→ **WORK TO COMPLETE**
Each line in the entries below that holds the string "held" is to be listed.

→ **PROVIDED DATA**
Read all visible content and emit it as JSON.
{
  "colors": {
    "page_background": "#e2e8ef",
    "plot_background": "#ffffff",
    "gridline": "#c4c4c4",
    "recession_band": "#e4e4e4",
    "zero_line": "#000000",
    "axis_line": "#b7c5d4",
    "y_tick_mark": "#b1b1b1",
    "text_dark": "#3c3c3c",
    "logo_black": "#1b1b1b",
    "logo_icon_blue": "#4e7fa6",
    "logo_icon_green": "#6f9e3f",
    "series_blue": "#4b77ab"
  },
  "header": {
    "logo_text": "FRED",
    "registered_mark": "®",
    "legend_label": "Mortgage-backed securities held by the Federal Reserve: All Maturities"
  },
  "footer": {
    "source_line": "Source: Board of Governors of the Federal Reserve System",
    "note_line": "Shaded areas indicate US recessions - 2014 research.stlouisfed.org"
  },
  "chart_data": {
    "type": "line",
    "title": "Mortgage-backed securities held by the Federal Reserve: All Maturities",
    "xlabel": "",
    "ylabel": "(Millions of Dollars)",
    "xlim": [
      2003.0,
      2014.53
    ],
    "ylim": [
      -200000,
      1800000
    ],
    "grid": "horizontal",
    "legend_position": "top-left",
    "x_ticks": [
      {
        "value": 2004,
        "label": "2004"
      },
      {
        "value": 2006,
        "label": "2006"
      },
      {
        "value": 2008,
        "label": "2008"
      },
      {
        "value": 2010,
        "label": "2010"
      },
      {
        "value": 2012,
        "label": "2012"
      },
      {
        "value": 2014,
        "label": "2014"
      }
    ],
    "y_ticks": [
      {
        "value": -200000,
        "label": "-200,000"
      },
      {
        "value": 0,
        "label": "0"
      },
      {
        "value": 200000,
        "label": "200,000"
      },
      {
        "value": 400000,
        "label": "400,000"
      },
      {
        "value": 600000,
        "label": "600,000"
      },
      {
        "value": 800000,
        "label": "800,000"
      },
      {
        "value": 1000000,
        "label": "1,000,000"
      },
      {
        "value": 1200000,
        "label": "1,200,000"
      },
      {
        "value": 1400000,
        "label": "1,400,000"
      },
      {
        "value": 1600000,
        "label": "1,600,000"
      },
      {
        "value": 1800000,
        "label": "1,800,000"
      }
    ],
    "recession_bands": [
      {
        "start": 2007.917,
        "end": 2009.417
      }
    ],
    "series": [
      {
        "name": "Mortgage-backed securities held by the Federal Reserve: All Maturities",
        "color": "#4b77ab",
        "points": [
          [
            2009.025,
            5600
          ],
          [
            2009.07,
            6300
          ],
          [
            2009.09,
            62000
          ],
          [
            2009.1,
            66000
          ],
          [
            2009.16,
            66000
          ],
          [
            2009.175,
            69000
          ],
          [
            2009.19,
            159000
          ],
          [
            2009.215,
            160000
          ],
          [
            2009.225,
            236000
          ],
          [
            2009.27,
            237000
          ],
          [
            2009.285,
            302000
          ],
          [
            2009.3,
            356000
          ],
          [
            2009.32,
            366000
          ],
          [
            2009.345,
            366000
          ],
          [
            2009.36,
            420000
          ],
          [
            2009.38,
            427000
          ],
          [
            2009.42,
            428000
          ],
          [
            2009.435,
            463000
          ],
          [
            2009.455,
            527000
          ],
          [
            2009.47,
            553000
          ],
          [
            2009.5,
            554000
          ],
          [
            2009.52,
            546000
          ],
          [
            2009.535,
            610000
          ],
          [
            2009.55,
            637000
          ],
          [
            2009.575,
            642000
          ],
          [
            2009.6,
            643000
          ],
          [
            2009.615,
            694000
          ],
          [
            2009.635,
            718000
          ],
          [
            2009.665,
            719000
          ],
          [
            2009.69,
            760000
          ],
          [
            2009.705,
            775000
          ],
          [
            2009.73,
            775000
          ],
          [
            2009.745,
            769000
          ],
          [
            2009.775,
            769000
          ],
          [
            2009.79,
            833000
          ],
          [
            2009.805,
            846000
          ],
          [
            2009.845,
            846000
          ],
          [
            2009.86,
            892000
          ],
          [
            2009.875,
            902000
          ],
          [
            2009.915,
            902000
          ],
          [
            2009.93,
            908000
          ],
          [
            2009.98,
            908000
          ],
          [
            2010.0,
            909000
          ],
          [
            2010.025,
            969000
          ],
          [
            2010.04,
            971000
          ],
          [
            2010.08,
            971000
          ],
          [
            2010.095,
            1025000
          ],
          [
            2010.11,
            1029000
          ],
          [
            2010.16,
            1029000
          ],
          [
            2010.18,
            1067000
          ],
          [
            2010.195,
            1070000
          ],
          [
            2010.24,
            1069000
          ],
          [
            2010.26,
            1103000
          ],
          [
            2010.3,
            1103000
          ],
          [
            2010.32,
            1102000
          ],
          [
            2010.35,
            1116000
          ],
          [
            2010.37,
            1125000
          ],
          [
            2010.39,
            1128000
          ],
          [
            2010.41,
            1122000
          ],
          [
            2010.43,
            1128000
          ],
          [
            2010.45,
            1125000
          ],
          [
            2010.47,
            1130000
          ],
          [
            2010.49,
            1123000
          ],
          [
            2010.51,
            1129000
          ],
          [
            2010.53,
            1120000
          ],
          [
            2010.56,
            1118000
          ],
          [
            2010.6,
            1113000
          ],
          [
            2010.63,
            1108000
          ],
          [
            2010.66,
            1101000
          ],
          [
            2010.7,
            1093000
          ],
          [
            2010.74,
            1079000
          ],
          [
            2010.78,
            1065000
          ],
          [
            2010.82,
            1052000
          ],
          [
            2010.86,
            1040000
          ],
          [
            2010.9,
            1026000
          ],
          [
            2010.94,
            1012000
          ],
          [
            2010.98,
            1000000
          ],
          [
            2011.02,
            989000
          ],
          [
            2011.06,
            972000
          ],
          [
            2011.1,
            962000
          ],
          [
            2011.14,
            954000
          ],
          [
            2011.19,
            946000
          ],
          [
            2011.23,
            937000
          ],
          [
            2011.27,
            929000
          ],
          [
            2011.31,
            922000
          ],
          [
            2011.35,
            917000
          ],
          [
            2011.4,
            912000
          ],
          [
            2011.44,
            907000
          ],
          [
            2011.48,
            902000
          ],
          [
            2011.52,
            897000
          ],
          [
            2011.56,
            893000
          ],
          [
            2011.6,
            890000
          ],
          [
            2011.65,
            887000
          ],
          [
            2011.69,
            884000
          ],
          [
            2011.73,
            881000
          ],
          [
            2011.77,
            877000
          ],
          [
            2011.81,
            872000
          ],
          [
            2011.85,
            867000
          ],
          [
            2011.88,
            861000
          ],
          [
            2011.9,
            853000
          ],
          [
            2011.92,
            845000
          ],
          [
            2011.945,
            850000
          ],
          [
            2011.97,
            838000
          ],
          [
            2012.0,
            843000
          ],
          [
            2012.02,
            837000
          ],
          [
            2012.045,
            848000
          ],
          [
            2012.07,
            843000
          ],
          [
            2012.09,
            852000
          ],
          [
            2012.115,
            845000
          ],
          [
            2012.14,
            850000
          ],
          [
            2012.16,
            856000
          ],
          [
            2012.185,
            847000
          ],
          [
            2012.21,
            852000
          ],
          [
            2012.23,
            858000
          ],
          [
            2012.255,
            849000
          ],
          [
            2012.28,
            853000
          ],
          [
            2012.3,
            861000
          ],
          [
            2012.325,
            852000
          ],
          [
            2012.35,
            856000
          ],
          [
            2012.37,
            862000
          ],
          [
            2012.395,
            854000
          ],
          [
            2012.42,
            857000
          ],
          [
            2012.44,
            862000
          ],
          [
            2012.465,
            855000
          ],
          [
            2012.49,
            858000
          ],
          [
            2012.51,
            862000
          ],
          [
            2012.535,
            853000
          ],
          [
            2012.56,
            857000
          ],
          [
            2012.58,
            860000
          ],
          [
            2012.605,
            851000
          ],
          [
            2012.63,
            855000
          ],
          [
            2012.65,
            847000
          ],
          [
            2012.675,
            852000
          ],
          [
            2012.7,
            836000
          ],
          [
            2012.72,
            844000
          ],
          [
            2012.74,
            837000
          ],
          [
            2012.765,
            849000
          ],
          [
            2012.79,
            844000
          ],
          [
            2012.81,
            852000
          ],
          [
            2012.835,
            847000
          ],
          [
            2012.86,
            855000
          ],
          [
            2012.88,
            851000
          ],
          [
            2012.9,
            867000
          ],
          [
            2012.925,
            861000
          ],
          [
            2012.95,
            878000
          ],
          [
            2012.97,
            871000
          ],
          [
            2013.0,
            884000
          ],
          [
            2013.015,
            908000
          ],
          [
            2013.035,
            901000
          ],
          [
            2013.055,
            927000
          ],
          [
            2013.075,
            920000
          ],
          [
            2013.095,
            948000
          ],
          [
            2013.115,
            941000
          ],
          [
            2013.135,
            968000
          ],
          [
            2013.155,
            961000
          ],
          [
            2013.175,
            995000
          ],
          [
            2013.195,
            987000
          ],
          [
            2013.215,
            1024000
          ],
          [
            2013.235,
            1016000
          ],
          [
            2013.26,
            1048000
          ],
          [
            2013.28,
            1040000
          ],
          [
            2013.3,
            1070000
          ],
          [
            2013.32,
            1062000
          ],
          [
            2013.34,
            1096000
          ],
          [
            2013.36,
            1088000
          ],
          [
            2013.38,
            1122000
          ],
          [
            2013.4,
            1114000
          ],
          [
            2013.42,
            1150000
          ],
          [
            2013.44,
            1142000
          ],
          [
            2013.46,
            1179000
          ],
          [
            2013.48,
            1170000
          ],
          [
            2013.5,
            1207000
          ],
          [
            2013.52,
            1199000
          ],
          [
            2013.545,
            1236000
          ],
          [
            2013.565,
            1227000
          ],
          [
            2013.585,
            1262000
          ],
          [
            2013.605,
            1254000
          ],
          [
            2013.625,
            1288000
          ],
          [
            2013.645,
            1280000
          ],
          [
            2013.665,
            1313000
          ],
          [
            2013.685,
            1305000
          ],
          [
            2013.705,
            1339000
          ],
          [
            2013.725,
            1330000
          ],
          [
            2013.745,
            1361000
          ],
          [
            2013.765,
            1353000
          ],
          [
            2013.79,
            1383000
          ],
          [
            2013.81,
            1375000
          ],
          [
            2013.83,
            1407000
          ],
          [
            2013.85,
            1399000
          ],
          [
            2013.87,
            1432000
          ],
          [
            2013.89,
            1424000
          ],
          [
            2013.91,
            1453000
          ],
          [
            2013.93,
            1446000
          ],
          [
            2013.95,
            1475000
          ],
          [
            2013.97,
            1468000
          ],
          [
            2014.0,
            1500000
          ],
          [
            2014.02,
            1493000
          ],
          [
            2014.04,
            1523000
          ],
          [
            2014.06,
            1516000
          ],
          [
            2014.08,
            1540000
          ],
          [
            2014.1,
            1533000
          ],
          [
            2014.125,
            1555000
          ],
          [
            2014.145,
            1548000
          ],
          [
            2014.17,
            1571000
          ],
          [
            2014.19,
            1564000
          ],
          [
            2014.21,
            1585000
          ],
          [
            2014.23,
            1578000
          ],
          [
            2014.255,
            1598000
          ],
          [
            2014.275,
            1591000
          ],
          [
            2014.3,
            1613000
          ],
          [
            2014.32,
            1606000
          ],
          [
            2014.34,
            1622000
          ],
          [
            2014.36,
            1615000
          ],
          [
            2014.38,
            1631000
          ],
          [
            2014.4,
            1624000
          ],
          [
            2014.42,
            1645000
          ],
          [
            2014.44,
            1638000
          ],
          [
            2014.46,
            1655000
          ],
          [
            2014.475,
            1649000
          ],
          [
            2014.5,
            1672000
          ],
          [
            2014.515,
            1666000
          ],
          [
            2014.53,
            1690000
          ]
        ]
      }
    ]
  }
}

→ **RESPONSE TO THIS TASK**
    "legend_label": "Mortgage-backed securities held by the Federal Reserve: All Maturities"
    "title": "Mortgage-backed securities held by the Federal Reserve: All Maturities",
        "name": "Mortgage-backed securities held by the Federal Reserve: All Maturities",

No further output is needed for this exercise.